▸ **Given information**:
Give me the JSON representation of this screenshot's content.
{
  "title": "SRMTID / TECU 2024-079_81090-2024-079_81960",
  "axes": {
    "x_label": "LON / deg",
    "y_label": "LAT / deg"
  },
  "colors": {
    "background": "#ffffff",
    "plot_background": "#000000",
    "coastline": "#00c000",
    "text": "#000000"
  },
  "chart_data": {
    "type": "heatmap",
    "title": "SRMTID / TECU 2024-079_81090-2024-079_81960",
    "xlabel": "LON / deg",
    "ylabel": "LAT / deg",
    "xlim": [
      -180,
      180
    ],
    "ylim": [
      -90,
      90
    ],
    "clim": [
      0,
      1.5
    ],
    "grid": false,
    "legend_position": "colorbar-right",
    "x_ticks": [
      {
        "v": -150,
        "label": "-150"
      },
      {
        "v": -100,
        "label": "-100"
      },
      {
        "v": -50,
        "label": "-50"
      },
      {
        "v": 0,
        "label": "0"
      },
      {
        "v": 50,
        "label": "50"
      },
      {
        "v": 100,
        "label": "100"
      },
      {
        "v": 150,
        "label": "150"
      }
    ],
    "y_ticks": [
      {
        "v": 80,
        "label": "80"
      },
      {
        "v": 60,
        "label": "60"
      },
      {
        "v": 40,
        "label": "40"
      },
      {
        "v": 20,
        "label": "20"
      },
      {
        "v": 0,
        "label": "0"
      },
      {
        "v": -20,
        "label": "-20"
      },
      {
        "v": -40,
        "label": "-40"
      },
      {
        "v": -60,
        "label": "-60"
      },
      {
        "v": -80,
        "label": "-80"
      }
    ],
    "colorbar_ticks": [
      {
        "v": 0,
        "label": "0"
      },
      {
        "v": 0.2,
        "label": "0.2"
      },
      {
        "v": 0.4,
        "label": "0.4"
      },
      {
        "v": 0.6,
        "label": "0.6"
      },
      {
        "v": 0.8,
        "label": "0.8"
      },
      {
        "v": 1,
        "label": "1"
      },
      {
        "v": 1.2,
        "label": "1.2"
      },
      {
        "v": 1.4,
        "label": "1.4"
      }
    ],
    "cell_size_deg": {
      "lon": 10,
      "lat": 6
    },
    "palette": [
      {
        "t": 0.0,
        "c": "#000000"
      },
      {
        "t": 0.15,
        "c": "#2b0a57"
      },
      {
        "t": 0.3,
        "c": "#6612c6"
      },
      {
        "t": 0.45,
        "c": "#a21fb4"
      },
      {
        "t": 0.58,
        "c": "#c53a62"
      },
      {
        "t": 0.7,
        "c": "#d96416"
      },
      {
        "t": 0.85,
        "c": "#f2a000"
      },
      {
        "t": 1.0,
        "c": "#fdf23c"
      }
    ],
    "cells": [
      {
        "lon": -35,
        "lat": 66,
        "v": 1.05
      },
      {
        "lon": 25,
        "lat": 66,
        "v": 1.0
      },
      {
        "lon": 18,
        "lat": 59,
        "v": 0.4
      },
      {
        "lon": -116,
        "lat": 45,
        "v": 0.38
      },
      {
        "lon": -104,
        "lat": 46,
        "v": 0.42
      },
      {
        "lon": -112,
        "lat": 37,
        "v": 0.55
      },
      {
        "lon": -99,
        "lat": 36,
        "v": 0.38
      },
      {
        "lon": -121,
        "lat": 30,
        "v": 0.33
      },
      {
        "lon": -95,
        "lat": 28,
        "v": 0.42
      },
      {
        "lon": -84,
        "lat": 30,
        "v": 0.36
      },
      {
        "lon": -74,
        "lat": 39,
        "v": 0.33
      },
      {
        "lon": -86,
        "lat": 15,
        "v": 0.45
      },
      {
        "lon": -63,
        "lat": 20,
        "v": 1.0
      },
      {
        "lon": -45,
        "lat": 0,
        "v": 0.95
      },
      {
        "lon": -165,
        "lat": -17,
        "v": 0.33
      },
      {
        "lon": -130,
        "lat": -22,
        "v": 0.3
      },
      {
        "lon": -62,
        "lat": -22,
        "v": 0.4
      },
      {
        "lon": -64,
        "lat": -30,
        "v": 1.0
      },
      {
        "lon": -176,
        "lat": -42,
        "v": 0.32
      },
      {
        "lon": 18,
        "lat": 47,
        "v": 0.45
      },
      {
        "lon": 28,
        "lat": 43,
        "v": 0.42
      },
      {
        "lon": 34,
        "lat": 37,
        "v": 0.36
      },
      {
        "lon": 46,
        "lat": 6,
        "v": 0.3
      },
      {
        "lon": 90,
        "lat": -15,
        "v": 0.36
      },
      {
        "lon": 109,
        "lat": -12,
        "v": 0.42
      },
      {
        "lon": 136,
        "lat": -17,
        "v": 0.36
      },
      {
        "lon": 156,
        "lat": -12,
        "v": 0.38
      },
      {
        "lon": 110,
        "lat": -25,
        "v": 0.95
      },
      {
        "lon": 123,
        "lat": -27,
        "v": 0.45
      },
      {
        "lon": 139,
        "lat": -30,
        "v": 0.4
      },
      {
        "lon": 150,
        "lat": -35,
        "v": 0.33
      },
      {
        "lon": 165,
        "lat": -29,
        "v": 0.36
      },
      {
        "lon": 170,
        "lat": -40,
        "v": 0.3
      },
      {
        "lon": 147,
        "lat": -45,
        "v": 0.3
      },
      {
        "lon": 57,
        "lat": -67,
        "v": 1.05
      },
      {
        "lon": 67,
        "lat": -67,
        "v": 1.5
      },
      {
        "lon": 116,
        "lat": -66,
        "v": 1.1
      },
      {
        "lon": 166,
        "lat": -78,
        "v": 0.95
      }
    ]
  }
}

▸ **Exercise instructions**: Copy all the records above precisely.

▸ **Finished task**:
Give me the JSON representation of this screenshot's content.
{
  "title": "SRMTID / TECU 2024-079_81090-2024-079_81960",
  "axes": {
    "x_label": "LON / deg",
    "y_label": "LAT / deg"
  },
  "colors": {
    "background": "#ffffff",
    "plot_background": "#000000",
    "coastline": "#00c000",
    "text": "#000000"
  },
  "chart_data": {
    "type": "heatmap",
    "title": "SRMTID / TECU 2024-079_81090-2024-079_81960",
    "xlabel": "LON / deg",
    "ylabel": "LAT / deg",
    "xlim": [
      -180,
      180
    ],
    "ylim": [
      -90,
      90
    ],
    "clim": [
      0,
      1.5
    ],
    "grid": false,
    "legend_position": "colorbar-right",
    "x_ticks": [
      {
        "v": -150,
        "label": "-150"
      },
      {
        "v": -100,
        "label": "-100"
      },
      {
        "v": -50,
        "label": "-50"
      },
      {
        "v": 0,
        "label": "0"
      },
      {
        "v": 50,
        "label": "50"
      },
      {
        "v": 100,
        "label": "100"
      },
      {
        "v": 150,
        "label": "150"
      }
    ],
    "y_ticks": [
      {
        "v": 80,
        "label": "80"
      },
      {
        "v": 60,
        "label": "60"
      },
      {
        "v": 40,
        "label": "40"
      },
      {
        "v": 20,
        "label": "20"
      },
      {
        "v": 0,
        "label": "0"
      },
      {
        "v": -20,
        "label": "-20"
      },
      {
        "v": -40,
        "label": "-40"
      },
      {
        "v": -60,
        "label": "-60"
      },
      {
        "v": -80,
        "label": "-80"
      }
    ],
    "colorbar_ticks": [
      {
        "v": 0,
        "label": "0"
      },
      {
        "v": 0.2,
        "label": "0.2"
      },
      {
        "v": 0.4,
        "label": "0.4"
      },
      {
        "v": 0.6,
        "label": "0.6"
      },
      {
        "v": 0.8,
        "label": "0.8"
      },
      {
        "v": 1,
        "label": "1"
      },
      {
        "v": 1.2,
        "label": "1.2"
      },
      {
        "v": 1.4,
        "label": "1.4"
      }
    ],
    "cell_size_deg": {
      "lon": 10,
      "lat": 6
    },
    "palette": [
      {
        "t": 0.0,
        "c": "#000000"
      },
      {
        "t": 0.15,
        "c": "#2b0a57"
      },
      {
        "t": 0.3,
        "c": "#6612c6"
      },
      {
        "t": 0.45,
        "c": "#a21fb4"
      },
      {
        "t": 0.58,
        "c": "#c53a62"
      },
      {
        "t": 0.7,
        "c": "#d96416"
      },
      {
        "t": 0.85,
        "c": "#f2a000"
      },
      {
        "t": 1.0,
        "c": "#fdf23c"
      }
    ],
    "cells": [
      {
        "lon": -35,
        "lat": 66,
        "v": 1.05
      },
      {
        "lon": 25,
        "lat": 66,
        "v": 1.0
      },
      {
        "lon": 18,
        "lat": 59,
        "v": 0.4
      },
      {
        "lon": -116,
        "lat": 45,
        "v": 0.38
      },
      {
        "lon": -104,
        "lat": 46,
        "v": 0.42
      },
      {
        "lon": -112,
        "lat": 37,
        "v": 0.55
      },
      {
        "lon": -99,
        "lat": 36,
        "v": 0.38
      },
      {
        "lon": -121,
        "lat": 30,
        "v": 0.33
      },
      {
        "lon": -95,
        "lat": 28,
        "v": 0.42
      },
      {
        "lon": -84,
        "lat": 30,
        "v": 0.36
      },
      {
        "lon": -74,
        "lat": 39,
        "v": 0.33
      },
      {
        "lon": -86,
        "lat": 15,
        "v": 0.45
      },
      {
        "lon": -63,
        "lat": 20,
        "v": 1.0
      },
      {
        "lon": -45,
        "lat": 0,
        "v": 0.95
      },
      {
        "lon": -165,
        "lat": -17,
        "v": 0.33
      },
      {
        "lon": -130,
        "lat": -22,
        "v": 0.3
      },
      {
        "lon": -62,
        "lat": -22,
        "v": 0.4
      },
      {
        "lon": -64,
        "lat": -30,
        "v": 1.0
      },
      {
        "lon": -176,
        "lat": -42,
        "v": 0.32
      },
      {
        "lon": 18,
        "lat": 47,
        "v": 0.45
      },
      {
        "lon": 28,
        "lat": 43,
        "v": 0.42
      },
      {
        "lon": 34,
        "lat": 37,
        "v": 0.36
      },
      {
        "lon": 46,
        "lat": 6,
        "v": 0.3
      },
      {
        "lon": 90,
        "lat": -15,
        "v": 0.36
      },
      {
        "lon": 109,
        "lat": -12,
        "v": 0.42
      },
      {
        "lon": 136,
        "lat": -17,
        "v": 0.36
      },
      {
        "lon": 156,
        "lat": -12,
        "v": 0.38
      },
      {
        "lon": 110,
        "lat": -25,
        "v": 0.95
      },
      {
        "lon": 123,
        "lat": -27,
        "v": 0.45
      },
      {
        "lon": 139,
        "lat": -30,
        "v": 0.4
      },
      {
        "lon": 150,
        "lat": -35,
        "v": 0.33
      },
      {
        "lon": 165,
        "lat": -29,
        "v": 0.36
      },
      {
        "lon": 170,
        "lat": -40,
        "v": 0.3
      },
      {
        "lon": 147,
        "lat": -45,
        "v": 0.3
      },
      {
        "lon": 57,
        "lat": -67,
        "v": 1.05
      },
      {
        "lon": 67,
        "lat": -67,
        "v": 1.5
      },
      {
        "lon": 116,
        "lat": -66,
        "v": 1.1
      },
      {
        "lon": 166,
        "lat": -78,
        "v": 0.95
      }
    ]
  }
}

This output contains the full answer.